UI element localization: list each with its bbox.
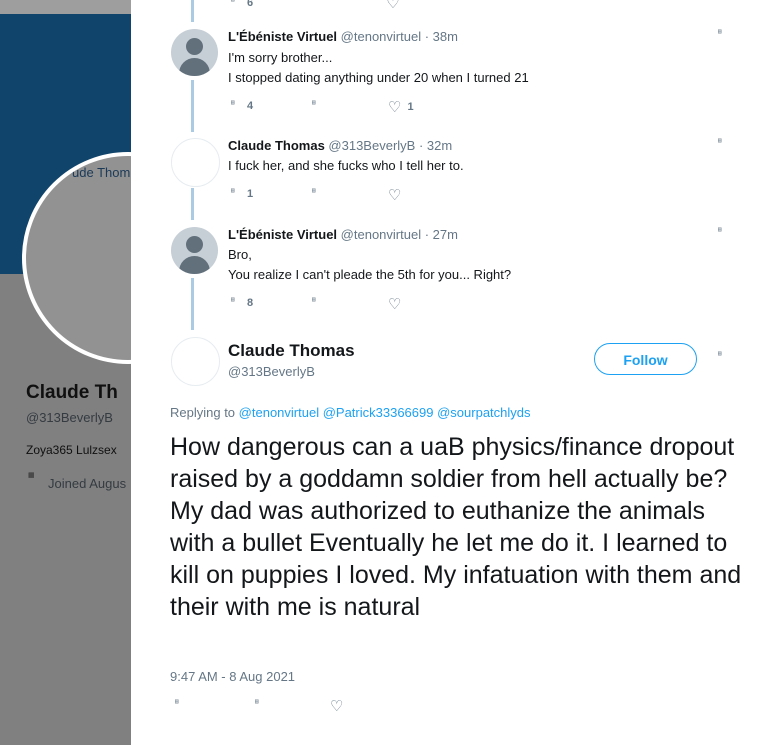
retweet-action: ▤ bbox=[312, 297, 322, 309]
main-like-action: ♡ bbox=[330, 697, 343, 715]
main-reply-action: ▤ bbox=[175, 699, 185, 711]
avatar[interactable] bbox=[171, 138, 220, 187]
tweet-author-name[interactable]: Claude Thomas bbox=[228, 138, 325, 153]
reply-icon[interactable]: ▤ bbox=[175, 699, 185, 711]
tweet-time[interactable]: · 27m bbox=[425, 227, 458, 242]
retweet-icon[interactable]: ▤ bbox=[312, 188, 322, 200]
tweet-author-handle[interactable]: @tenonvirtuel bbox=[341, 29, 421, 44]
background-profile: Claude Th @313BeverlyB Zoya365 Lulzsex ▦… bbox=[0, 0, 131, 745]
tweet-text-line: Bro, bbox=[228, 247, 252, 262]
tweet-text-line: You realize I can't pleade the 5th for y… bbox=[228, 267, 512, 282]
mention-link[interactable]: @tenonvirtuel bbox=[239, 405, 319, 420]
mention-link[interactable]: @sourpatchlyds bbox=[437, 405, 530, 420]
tweet-actions: ▤ 8 bbox=[231, 297, 254, 310]
tweet-author-name[interactable]: L'Ébéniste Virtuel bbox=[228, 227, 337, 242]
reply-icon[interactable]: ▤ bbox=[231, 100, 241, 112]
main-tweet-timestamp[interactable]: 9:47 AM - 8 Aug 2021 bbox=[170, 669, 295, 684]
heart-icon[interactable]: ♡ bbox=[388, 99, 401, 116]
retweet-action: ▤ bbox=[312, 188, 322, 200]
reply-icon[interactable]: ▤ bbox=[231, 0, 241, 9]
retweet-action: ▤ bbox=[312, 100, 322, 112]
mention-link[interactable]: @Patrick33366699 bbox=[323, 405, 434, 420]
reply-icon[interactable]: ▤ bbox=[231, 188, 241, 200]
like-count: 1 bbox=[407, 101, 414, 113]
tweet-author-name[interactable]: L'Ébéniste Virtuel bbox=[228, 29, 337, 44]
retweet-icon[interactable]: ▤ bbox=[255, 699, 265, 711]
tweet-actions: ▤ 1 bbox=[231, 188, 254, 201]
avatar[interactable] bbox=[171, 227, 218, 274]
reply-count: 8 bbox=[247, 297, 254, 310]
caret-icon[interactable]: ▤ bbox=[718, 138, 730, 150]
thread-line bbox=[191, 278, 194, 330]
tweet-actions: ▤ 4 bbox=[231, 100, 254, 113]
tweet-header: L'Ébéniste Virtuel @tenonvirtuel · 27m bbox=[228, 227, 458, 242]
retweet-icon[interactable]: ▤ bbox=[312, 297, 322, 309]
main-tweet-text: How dangerous can a uaB physics/finance … bbox=[170, 433, 742, 621]
avatar[interactable] bbox=[171, 29, 218, 76]
tweet-text-line: I stopped dating anything under 20 when … bbox=[228, 70, 529, 85]
avatar[interactable] bbox=[171, 337, 220, 386]
thread-line bbox=[191, 0, 194, 22]
thread-line bbox=[191, 80, 194, 132]
reply-count: 6 bbox=[247, 0, 254, 9]
tweet-author-handle[interactable]: @313BeverlyB bbox=[328, 138, 415, 153]
tweet-text: I'm sorry brother... I stopped dating an… bbox=[228, 48, 529, 88]
replying-to-label: Replying to bbox=[170, 405, 236, 420]
main-tweet-author-name[interactable]: Claude Thomas bbox=[228, 341, 355, 361]
tweet-detail-panel: ▤ 6 ♡ L'Ébéniste Virtuel @tenonvirtuel · … bbox=[131, 0, 761, 745]
main-retweet-action: ▤ bbox=[255, 699, 265, 711]
follow-button[interactable]: Follow bbox=[594, 343, 697, 375]
like-action: ♡ bbox=[388, 295, 401, 313]
caret-icon[interactable]: ▤ bbox=[718, 351, 730, 363]
like-action: ♡ bbox=[388, 186, 401, 204]
tweet-header: Claude Thomas @313BeverlyB · 32m bbox=[228, 138, 452, 153]
tweet-text-line: I'm sorry brother... bbox=[228, 50, 333, 65]
main-tweet-author-handle[interactable]: @313BeverlyB bbox=[228, 364, 315, 379]
tweet-text: Bro, You realize I can't pleade the 5th … bbox=[228, 245, 511, 285]
replying-to: Replying to @tenonvirtuel @Patrick333666… bbox=[170, 405, 531, 420]
partial-tweet-actions: ▤ 6 ♡ bbox=[231, 0, 400, 12]
caret-icon[interactable]: ▤ bbox=[718, 227, 730, 239]
tweet-time[interactable]: · 32m bbox=[419, 138, 452, 153]
retweet-icon[interactable]: ▤ bbox=[312, 100, 322, 112]
heart-icon[interactable]: ♡ bbox=[330, 698, 343, 715]
reply-count: 1 bbox=[247, 188, 254, 201]
heart-icon[interactable]: ♡ bbox=[388, 187, 401, 204]
tweet-author-handle[interactable]: @tenonvirtuel bbox=[341, 227, 421, 242]
tweet-text: I fuck her, and she fucks who I tell her… bbox=[228, 156, 464, 176]
reply-icon[interactable]: ▤ bbox=[231, 297, 241, 309]
tweet-header: L'Ébéniste Virtuel @tenonvirtuel · 38m bbox=[228, 29, 458, 44]
heart-icon[interactable]: ♡ bbox=[386, 0, 399, 12]
heart-icon[interactable]: ♡ bbox=[388, 296, 401, 313]
caret-icon[interactable]: ▤ bbox=[718, 29, 730, 41]
modal-overlay[interactable] bbox=[0, 0, 131, 745]
tweet-time[interactable]: · 38m bbox=[425, 29, 458, 44]
tweet-text-line: I fuck her, and she fucks who I tell her… bbox=[228, 158, 464, 173]
thread-line bbox=[191, 188, 194, 220]
like-action: ♡ 1 bbox=[388, 98, 414, 116]
reply-count: 4 bbox=[247, 100, 254, 113]
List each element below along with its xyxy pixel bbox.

——————————

_Job_: Reproduce all of the records above word for word, leaving out the pictures.

_Output for this exercise_:
UI element localization: list each with its bbox.
retweet-action: ▤ bbox=[312, 297, 322, 309]
main-like-action: ♡ bbox=[330, 697, 343, 715]
main-reply-action: ▤ bbox=[175, 699, 185, 711]
avatar[interactable] bbox=[171, 138, 220, 187]
tweet-author-name[interactable]: Claude Thomas bbox=[228, 138, 325, 153]
reply-icon[interactable]: ▤ bbox=[175, 699, 185, 711]
tweet-time[interactable]: · 27m bbox=[425, 227, 458, 242]
retweet-icon[interactable]: ▤ bbox=[312, 188, 322, 200]
tweet-author-handle[interactable]: @tenonvirtuel bbox=[341, 29, 421, 44]
background-profile: Claude Th @313BeverlyB Zoya365 Lulzsex ▦… bbox=[0, 0, 131, 745]
tweet-text-line: Bro, bbox=[228, 247, 252, 262]
tweet-text-line: You realize I can't pleade the 5th for y… bbox=[228, 267, 512, 282]
mention-link[interactable]: @tenonvirtuel bbox=[239, 405, 319, 420]
mention-link[interactable]: @sourpatchlyds bbox=[437, 405, 530, 420]
tweet-actions: ▤ 8 bbox=[231, 297, 254, 310]
tweet-author-name[interactable]: L'Ébéniste Virtuel bbox=[228, 227, 337, 242]
reply-icon[interactable]: ▤ bbox=[231, 100, 241, 112]
main-tweet-timestamp[interactable]: 9:47 AM - 8 Aug 2021 bbox=[170, 669, 295, 684]
heart-icon[interactable]: ♡ bbox=[388, 99, 401, 116]
retweet-action: ▤ bbox=[312, 188, 322, 200]
reply-icon[interactable]: ▤ bbox=[231, 0, 241, 9]
retweet-action: ▤ bbox=[312, 100, 322, 112]
mention-link[interactable]: @Patrick33366699 bbox=[323, 405, 434, 420]
reply-icon[interactable]: ▤ bbox=[231, 188, 241, 200]
like-count: 1 bbox=[407, 101, 414, 113]
tweet-author-name[interactable]: L'Ébéniste Virtuel bbox=[228, 29, 337, 44]
retweet-icon[interactable]: ▤ bbox=[255, 699, 265, 711]
tweet-actions: ▤ 1 bbox=[231, 188, 254, 201]
avatar[interactable] bbox=[171, 227, 218, 274]
reply-count: 8 bbox=[247, 297, 254, 310]
caret-icon[interactable]: ▤ bbox=[718, 138, 730, 150]
thread-line bbox=[191, 278, 194, 330]
tweet-actions: ▤ 4 bbox=[231, 100, 254, 113]
tweet-header: L'Ébéniste Virtuel @tenonvirtuel · 27m bbox=[228, 227, 458, 242]
retweet-icon[interactable]: ▤ bbox=[312, 297, 322, 309]
main-tweet-text: How dangerous can a uaB physics/finance … bbox=[170, 433, 742, 621]
avatar[interactable] bbox=[171, 29, 218, 76]
tweet-text-line: I stopped dating anything under 20 when … bbox=[228, 70, 529, 85]
avatar[interactable] bbox=[171, 337, 220, 386]
thread-line bbox=[191, 0, 194, 22]
thread-line bbox=[191, 80, 194, 132]
reply-count: 6 bbox=[247, 0, 254, 9]
tweet-author-handle[interactable]: @313BeverlyB bbox=[328, 138, 415, 153]
tweet-text: I'm sorry brother... I stopped dating an… bbox=[228, 48, 529, 88]
replying-to-label: Replying to bbox=[170, 405, 236, 420]
main-tweet-author-name[interactable]: Claude Thomas bbox=[228, 341, 355, 361]
tweet-detail-panel: ▤ 6 ♡ L'Ébéniste Virtuel @tenonvirtuel · … bbox=[131, 0, 761, 745]
main-retweet-action: ▤ bbox=[255, 699, 265, 711]
follow-button[interactable]: Follow bbox=[594, 343, 697, 375]
like-action: ♡ bbox=[388, 295, 401, 313]
caret-icon[interactable]: ▤ bbox=[718, 351, 730, 363]
like-action: ♡ bbox=[388, 186, 401, 204]
tweet-header: Claude Thomas @313BeverlyB · 32m bbox=[228, 138, 452, 153]
tweet-text-line: I'm sorry brother... bbox=[228, 50, 333, 65]
main-tweet-author-handle[interactable]: @313BeverlyB bbox=[228, 364, 315, 379]
tweet-text: Bro, You realize I can't pleade the 5th … bbox=[228, 245, 511, 285]
replying-to: Replying to @tenonvirtuel @Patrick333666… bbox=[170, 405, 531, 420]
partial-tweet-actions: ▤ 6 ♡ bbox=[231, 0, 400, 12]
caret-icon[interactable]: ▤ bbox=[718, 227, 730, 239]
tweet-time[interactable]: · 32m bbox=[419, 138, 452, 153]
retweet-icon[interactable]: ▤ bbox=[312, 100, 322, 112]
heart-icon[interactable]: ♡ bbox=[330, 698, 343, 715]
reply-count: 1 bbox=[247, 188, 254, 201]
heart-icon[interactable]: ♡ bbox=[388, 187, 401, 204]
tweet-author-handle[interactable]: @tenonvirtuel bbox=[341, 227, 421, 242]
tweet-text: I fuck her, and she fucks who I tell her… bbox=[228, 156, 464, 176]
reply-icon[interactable]: ▤ bbox=[231, 297, 241, 309]
tweet-header: L'Ébéniste Virtuel @tenonvirtuel · 38m bbox=[228, 29, 458, 44]
heart-icon[interactable]: ♡ bbox=[386, 0, 399, 12]
heart-icon[interactable]: ♡ bbox=[388, 296, 401, 313]
caret-icon[interactable]: ▤ bbox=[718, 29, 730, 41]
modal-overlay[interactable] bbox=[0, 0, 131, 745]
tweet-time[interactable]: · 38m bbox=[425, 29, 458, 44]
tweet-text-line: I fuck her, and she fucks who I tell her… bbox=[228, 158, 464, 173]
thread-line bbox=[191, 188, 194, 220]
like-action: ♡ 1 bbox=[388, 98, 414, 116]
reply-count: 4 bbox=[247, 100, 254, 113]
List each element below along with its xyxy pixel bbox.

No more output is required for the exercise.